_EXTRATO DA PÁGINA_:
Segundo o comunicado da Câmara Municipal de Lisboa, o município vai plantar duas novas árvores, por cada exemplar que tenha de ser abatido por motivos de “reorganização e intervenção no espaço público” ou devido ao seu “estado fitossanitário”.
O objetivo é a preservação do património arbóreo na cidade de Lisboa, sendo que “por regra privilegia-se a replantação em local próximo dos exemplares que tenham de ser removidos, desde que estes apresentem condições para o efeito, mas nem sempre é possível proceder à manutenção ou ao transplante dos exemplares, por estes não apresentarem condições estruturais e sanitárias que viabilizem esta operação, procedendo-se ao abate,” explicam.
O novo despacho prevê que a reposição de árvores seja feita “o mais próximo possível do local intervencionado”, e apesar de obrigar à plantação de dois exemplares, pelo menos um deles terá de ser colocado na zona envolvente do local onde foi abatida a árvore, devendo ser privilegiadas espécies resistentes às novas condições climáticas da cidade.
Ângelo Pereira, vereador para a Estrutura Verde e Plano Verde, citado na mesma nota, afirma que “nos termos do Regulamento Municipal de Arvoredo de Lisboa, devem ser aproveitadas todas as oportunidades para aumentar o património arbóreo”, sendo este um “ponto particularmente importante no contexto de adaptação às alterações climáticas que enfrentamos, e que previsivelmente irão trazer aumentos significativos no número e duração das ondas de calor nas cidades e mudanças no regime de pluviosidade, com períodos cada vez mais curtos e intensos e amplificação dos picos de cheia”, acrescenta o município.

_MATERIAL FORNECIDO_:
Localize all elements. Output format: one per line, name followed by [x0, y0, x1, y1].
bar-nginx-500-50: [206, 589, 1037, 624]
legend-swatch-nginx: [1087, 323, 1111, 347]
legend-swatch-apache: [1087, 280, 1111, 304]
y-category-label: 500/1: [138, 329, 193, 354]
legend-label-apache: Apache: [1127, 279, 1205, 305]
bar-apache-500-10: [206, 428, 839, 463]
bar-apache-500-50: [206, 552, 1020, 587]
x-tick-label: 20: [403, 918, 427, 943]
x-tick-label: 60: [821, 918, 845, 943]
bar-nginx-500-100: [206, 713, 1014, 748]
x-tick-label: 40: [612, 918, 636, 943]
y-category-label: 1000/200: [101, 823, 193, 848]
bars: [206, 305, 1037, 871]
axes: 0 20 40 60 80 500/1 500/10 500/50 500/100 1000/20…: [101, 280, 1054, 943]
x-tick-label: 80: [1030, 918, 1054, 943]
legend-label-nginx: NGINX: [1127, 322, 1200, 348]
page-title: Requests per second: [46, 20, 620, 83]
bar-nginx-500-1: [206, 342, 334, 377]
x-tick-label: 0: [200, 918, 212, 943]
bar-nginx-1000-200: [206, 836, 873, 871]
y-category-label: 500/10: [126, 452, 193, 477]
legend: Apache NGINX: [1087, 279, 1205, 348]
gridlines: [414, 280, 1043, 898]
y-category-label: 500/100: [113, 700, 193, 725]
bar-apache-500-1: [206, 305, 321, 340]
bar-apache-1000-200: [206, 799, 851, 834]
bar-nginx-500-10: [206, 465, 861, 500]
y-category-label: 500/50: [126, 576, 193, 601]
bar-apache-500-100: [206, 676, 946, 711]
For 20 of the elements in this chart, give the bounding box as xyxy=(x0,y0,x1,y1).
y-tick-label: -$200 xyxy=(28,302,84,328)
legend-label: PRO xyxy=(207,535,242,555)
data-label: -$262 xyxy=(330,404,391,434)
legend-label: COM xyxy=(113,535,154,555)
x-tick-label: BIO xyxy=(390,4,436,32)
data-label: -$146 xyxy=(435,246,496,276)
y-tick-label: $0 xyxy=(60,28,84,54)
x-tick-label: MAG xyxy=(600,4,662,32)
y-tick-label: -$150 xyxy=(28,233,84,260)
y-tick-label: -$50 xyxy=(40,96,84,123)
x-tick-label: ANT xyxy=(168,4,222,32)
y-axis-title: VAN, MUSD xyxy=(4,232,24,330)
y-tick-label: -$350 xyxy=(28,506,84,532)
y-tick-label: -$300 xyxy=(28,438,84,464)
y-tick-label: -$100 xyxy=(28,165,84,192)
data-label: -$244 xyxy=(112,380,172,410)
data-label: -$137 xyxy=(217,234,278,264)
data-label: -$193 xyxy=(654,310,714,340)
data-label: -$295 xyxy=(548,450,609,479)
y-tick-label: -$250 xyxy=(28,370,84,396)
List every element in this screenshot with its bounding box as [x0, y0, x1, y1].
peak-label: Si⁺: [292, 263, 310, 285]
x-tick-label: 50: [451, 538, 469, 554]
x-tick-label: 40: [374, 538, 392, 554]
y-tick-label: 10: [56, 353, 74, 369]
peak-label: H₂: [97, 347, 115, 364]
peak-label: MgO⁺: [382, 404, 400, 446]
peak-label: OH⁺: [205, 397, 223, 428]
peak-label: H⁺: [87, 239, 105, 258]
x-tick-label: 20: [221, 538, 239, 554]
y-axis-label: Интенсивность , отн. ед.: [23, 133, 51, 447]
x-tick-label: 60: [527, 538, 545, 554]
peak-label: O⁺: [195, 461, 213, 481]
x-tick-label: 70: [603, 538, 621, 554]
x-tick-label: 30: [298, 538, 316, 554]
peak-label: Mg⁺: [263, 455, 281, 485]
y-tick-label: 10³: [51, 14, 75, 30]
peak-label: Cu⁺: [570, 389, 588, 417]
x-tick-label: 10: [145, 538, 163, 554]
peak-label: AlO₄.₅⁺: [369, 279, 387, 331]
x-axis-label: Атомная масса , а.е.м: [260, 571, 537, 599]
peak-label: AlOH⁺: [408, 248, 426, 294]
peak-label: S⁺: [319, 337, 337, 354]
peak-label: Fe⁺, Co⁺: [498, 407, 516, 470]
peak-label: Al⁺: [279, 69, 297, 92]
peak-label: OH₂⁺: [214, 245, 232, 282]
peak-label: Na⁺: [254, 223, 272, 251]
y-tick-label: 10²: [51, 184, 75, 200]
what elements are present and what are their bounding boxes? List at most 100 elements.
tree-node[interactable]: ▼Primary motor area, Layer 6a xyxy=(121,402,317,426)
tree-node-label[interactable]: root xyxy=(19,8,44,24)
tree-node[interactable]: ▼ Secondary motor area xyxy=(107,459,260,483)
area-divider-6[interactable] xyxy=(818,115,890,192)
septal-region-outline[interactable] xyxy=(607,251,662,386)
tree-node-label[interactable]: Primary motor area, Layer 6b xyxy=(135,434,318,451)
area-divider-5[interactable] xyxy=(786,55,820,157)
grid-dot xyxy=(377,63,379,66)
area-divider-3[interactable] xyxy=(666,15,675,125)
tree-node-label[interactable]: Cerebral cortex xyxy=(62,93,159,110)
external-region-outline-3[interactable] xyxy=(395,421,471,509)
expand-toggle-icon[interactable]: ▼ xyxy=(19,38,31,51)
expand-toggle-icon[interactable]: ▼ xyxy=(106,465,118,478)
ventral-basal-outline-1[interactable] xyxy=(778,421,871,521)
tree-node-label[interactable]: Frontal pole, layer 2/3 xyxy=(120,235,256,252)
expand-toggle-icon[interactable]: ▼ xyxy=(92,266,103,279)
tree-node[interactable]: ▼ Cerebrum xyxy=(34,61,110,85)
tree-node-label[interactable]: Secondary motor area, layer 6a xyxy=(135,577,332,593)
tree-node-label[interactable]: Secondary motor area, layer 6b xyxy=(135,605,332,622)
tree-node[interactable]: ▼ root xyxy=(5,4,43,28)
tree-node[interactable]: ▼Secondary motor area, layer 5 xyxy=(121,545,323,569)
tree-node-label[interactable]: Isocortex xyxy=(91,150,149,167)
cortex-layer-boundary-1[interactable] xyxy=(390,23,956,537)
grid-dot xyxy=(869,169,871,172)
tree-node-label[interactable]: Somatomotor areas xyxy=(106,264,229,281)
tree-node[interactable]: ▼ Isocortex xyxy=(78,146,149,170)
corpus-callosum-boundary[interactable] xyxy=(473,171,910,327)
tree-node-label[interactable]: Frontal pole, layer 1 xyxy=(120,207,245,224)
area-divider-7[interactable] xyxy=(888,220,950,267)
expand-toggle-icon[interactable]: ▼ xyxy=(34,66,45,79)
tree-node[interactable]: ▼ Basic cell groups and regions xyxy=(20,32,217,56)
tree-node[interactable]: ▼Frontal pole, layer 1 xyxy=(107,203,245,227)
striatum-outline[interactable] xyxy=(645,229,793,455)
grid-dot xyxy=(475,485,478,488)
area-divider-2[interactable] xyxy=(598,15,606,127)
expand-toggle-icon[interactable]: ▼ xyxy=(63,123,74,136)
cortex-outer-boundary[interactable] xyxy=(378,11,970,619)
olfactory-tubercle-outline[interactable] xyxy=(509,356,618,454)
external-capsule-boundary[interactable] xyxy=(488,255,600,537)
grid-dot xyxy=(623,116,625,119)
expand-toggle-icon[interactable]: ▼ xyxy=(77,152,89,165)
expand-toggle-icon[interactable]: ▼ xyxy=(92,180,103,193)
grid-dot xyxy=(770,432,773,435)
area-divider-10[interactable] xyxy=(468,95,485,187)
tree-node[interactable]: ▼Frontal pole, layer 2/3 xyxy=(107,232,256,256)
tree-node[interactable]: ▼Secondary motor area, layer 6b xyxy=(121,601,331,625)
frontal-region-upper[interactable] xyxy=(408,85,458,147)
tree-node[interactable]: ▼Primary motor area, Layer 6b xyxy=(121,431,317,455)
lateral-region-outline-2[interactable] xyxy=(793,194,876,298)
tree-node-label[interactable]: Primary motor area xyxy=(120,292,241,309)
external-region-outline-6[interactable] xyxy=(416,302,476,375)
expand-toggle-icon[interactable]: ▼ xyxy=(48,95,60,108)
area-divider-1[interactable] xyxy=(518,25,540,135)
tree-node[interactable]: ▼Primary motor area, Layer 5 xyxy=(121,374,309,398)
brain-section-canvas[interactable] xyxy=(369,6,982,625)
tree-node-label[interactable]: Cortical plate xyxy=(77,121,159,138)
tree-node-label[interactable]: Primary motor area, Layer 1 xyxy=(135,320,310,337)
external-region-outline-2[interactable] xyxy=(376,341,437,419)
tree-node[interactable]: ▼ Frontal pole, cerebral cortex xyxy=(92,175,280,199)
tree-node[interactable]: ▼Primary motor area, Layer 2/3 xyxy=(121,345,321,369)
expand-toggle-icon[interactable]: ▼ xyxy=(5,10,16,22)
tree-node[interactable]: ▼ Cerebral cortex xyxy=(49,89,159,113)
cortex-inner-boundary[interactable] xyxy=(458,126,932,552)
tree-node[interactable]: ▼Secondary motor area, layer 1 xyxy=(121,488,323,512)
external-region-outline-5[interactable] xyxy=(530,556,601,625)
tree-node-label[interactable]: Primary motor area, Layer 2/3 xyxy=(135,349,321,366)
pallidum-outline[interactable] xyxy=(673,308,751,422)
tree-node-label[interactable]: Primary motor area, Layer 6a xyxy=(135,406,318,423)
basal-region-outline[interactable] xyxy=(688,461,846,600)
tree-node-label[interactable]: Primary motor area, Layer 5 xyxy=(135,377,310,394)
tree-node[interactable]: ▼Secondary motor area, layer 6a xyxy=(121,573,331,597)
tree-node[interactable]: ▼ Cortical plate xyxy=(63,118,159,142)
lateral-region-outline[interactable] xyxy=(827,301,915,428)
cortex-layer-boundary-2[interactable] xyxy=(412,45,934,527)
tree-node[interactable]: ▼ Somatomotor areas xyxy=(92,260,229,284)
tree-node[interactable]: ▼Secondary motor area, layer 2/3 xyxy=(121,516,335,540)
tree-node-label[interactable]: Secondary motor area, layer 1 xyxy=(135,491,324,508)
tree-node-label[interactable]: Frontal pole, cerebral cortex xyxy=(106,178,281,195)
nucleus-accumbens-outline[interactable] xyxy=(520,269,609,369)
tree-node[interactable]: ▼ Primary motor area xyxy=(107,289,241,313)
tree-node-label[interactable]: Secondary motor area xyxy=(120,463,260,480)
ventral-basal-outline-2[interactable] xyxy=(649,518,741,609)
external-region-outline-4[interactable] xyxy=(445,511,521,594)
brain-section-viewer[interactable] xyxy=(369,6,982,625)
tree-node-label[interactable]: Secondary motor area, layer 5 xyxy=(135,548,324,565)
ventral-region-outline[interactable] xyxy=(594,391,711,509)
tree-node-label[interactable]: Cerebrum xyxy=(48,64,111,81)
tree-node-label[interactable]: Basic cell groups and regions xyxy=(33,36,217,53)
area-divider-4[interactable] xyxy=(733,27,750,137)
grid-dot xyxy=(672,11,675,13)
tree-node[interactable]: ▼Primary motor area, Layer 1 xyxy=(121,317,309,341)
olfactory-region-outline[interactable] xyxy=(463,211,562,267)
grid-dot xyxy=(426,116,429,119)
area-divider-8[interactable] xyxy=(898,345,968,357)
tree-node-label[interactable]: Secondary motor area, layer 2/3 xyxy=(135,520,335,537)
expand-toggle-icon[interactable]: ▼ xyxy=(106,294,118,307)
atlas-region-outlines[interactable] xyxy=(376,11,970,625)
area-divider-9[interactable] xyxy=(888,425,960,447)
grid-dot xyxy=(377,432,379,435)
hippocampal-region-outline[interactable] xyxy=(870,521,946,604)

_TAREFA_: Reproduza o trecho do texto sobre as árvores de Lisboa que vai de "O novo despacho" até "climáticas da cidade.", substituindo "despacho" por "decreto". As linhas constituem material independente.

_ÁREA DE RESPOSTA_:
O novo decreto prevê que a reposição de árvores seja feita “o mais próximo possível do local intervencionado”, e apesar de obrigar à plantação de dois exemplares, pelo menos um deles terá de ser colocado na zona envolvente do local onde foi abatida a árvore, devendo ser privilegiadas espécies resistentes às novas condições climáticas da cidade.